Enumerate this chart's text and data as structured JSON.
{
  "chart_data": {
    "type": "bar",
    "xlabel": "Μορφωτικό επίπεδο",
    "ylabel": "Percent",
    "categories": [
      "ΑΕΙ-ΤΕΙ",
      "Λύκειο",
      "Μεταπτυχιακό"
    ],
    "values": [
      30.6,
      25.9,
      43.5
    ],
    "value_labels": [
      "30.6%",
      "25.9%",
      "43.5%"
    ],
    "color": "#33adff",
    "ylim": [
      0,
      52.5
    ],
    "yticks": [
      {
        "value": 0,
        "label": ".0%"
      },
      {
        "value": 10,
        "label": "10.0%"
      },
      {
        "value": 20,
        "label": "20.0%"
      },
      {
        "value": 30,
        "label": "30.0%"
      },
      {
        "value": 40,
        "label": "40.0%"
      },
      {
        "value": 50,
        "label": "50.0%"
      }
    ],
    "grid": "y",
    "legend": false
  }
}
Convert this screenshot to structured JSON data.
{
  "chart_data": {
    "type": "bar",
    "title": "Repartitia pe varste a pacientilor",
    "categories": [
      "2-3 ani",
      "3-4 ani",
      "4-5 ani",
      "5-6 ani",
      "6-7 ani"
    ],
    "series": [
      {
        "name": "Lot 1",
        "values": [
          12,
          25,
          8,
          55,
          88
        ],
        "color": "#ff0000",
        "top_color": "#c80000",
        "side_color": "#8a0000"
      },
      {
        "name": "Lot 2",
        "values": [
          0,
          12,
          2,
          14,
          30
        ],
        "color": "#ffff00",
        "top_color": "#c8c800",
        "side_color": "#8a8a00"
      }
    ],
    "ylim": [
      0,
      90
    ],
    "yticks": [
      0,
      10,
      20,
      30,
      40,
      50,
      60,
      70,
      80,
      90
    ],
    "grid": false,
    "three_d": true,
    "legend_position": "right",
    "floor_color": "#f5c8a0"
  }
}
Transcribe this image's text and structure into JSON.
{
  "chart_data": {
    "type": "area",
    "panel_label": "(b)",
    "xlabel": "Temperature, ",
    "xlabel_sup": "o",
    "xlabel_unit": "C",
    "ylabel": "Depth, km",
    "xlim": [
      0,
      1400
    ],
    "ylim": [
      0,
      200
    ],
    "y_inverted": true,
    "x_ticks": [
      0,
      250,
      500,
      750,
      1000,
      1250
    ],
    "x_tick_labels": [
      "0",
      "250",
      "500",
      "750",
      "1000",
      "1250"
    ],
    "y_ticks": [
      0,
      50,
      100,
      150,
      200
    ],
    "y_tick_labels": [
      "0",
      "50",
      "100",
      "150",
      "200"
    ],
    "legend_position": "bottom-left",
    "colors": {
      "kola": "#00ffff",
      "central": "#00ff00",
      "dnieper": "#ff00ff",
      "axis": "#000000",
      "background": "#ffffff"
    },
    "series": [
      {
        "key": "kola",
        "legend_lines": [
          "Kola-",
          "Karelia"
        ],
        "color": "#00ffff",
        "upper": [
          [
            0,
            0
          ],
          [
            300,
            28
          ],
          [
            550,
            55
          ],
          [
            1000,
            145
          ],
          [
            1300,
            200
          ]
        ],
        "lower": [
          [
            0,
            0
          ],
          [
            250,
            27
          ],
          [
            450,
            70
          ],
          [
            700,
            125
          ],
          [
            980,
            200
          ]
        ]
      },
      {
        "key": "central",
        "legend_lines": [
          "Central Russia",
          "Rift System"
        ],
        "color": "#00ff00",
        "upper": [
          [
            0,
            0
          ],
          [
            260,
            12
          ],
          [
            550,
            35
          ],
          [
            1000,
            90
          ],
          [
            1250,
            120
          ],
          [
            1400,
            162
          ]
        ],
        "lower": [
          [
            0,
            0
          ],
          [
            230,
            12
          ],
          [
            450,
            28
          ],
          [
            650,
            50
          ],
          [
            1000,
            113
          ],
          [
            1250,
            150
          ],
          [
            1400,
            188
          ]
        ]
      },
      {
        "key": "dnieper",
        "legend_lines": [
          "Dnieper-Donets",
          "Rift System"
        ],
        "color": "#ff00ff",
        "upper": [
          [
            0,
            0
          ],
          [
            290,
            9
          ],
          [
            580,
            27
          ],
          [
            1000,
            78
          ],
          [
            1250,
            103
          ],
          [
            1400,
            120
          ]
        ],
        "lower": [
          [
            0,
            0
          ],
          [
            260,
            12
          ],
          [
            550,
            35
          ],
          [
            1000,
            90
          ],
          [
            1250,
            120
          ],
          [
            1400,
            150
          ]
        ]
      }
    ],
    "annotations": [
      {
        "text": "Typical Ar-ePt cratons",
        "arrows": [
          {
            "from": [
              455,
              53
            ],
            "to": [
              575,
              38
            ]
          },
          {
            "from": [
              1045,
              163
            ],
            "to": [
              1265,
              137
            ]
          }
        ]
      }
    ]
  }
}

> **Written instruction**:
Repeat every record, exactly as written.

> **Completed exercise**:
Enumerate this chart's text and data as structured JSON.
{
  "chart_data": {
    "type": "bar",
    "xlabel": "Μορφωτικό επίπεδο",
    "ylabel": "Percent",
    "categories": [
      "ΑΕΙ-ΤΕΙ",
      "Λύκειο",
      "Μεταπτυχιακό"
    ],
    "values": [
      30.6,
      25.9,
      43.5
    ],
    "value_labels": [
      "30.6%",
      "25.9%",
      "43.5%"
    ],
    "color": "#33adff",
    "ylim": [
      0,
      52.5
    ],
    "yticks": [
      {
        "value": 0,
        "label": ".0%"
      },
      {
        "value": 10,
        "label": "10.0%"
      },
      {
        "value": 20,
        "label": "20.0%"
      },
      {
        "value": 30,
        "label": "30.0%"
      },
      {
        "value": 40,
        "label": "40.0%"
      },
      {
        "value": 50,
        "label": "50.0%"
      }
    ],
    "grid": "y",
    "legend": false
  }
}
Convert this screenshot to structured JSON data.
{
  "chart_data": {
    "type": "bar",
    "title": "Repartitia pe varste a pacientilor",
    "categories": [
      "2-3 ani",
      "3-4 ani",
      "4-5 ani",
      "5-6 ani",
      "6-7 ani"
    ],
    "series": [
      {
        "name": "Lot 1",
        "values": [
          12,
          25,
          8,
          55,
          88
        ],
        "color": "#ff0000",
        "top_color": "#c80000",
        "side_color": "#8a0000"
      },
      {
        "name": "Lot 2",
        "values": [
          0,
          12,
          2,
          14,
          30
        ],
        "color": "#ffff00",
        "top_color": "#c8c800",
        "side_color": "#8a8a00"
      }
    ],
    "ylim": [
      0,
      90
    ],
    "yticks": [
      0,
      10,
      20,
      30,
      40,
      50,
      60,
      70,
      80,
      90
    ],
    "grid": false,
    "three_d": true,
    "legend_position": "right",
    "floor_color": "#f5c8a0"
  }
}
Transcribe this image's text and structure into JSON.
{
  "chart_data": {
    "type": "area",
    "panel_label": "(b)",
    "xlabel": "Temperature, ",
    "xlabel_sup": "o",
    "xlabel_unit": "C",
    "ylabel": "Depth, km",
    "xlim": [
      0,
      1400
    ],
    "ylim": [
      0,
      200
    ],
    "y_inverted": true,
    "x_ticks": [
      0,
      250,
      500,
      750,
      1000,
      1250
    ],
    "x_tick_labels": [
      "0",
      "250",
      "500",
      "750",
      "1000",
      "1250"
    ],
    "y_ticks": [
      0,
      50,
      100,
      150,
      200
    ],
    "y_tick_labels": [
      "0",
      "50",
      "100",
      "150",
      "200"
    ],
    "legend_position": "bottom-left",
    "colors": {
      "kola": "#00ffff",
      "central": "#00ff00",
      "dnieper": "#ff00ff",
      "axis": "#000000",
      "background": "#ffffff"
    },
    "series": [
      {
        "key": "kola",
        "legend_lines": [
          "Kola-",
          "Karelia"
        ],
        "color": "#00ffff",
        "upper": [
          [
            0,
            0
          ],
          [
            300,
            28
          ],
          [
            550,
            55
          ],
          [
            1000,
            145
          ],
          [
            1300,
            200
          ]
        ],
        "lower": [
          [
            0,
            0
          ],
          [
            250,
            27
          ],
          [
            450,
            70
          ],
          [
            700,
            125
          ],
          [
            980,
            200
          ]
        ]
      },
      {
        "key": "central",
        "legend_lines": [
          "Central Russia",
          "Rift System"
        ],
        "color": "#00ff00",
        "upper": [
          [
            0,
            0
          ],
          [
            260,
            12
          ],
          [
            550,
            35
          ],
          [
            1000,
            90
          ],
          [
            1250,
            120
          ],
          [
            1400,
            162
          ]
        ],
        "lower": [
          [
            0,
            0
          ],
          [
            230,
            12
          ],
          [
            450,
            28
          ],
          [
            650,
            50
          ],
          [
            1000,
            113
          ],
          [
            1250,
            150
          ],
          [
            1400,
            188
          ]
        ]
      },
      {
        "key": "dnieper",
        "legend_lines": [
          "Dnieper-Donets",
          "Rift System"
        ],
        "color": "#ff00ff",
        "upper": [
          [
            0,
            0
          ],
          [
            290,
            9
          ],
          [
            580,
            27
          ],
          [
            1000,
            78
          ],
          [
            1250,
            103
          ],
          [
            1400,
            120
          ]
        ],
        "lower": [
          [
            0,
            0
          ],
          [
            260,
            12
          ],
          [
            550,
            35
          ],
          [
            1000,
            90
          ],
          [
            1250,
            120
          ],
          [
            1400,
            150
          ]
        ]
      }
    ],
    "annotations": [
      {
        "text": "Typical Ar-ePt cratons",
        "arrows": [
          {
            "from": [
              455,
              53
            ],
            "to": [
              575,
              38
            ]
          },
          {
            "from": [
              1045,
              163
            ],
            "to": [
              1265,
              137
            ]
          }
        ]
      }
    ]
  }
}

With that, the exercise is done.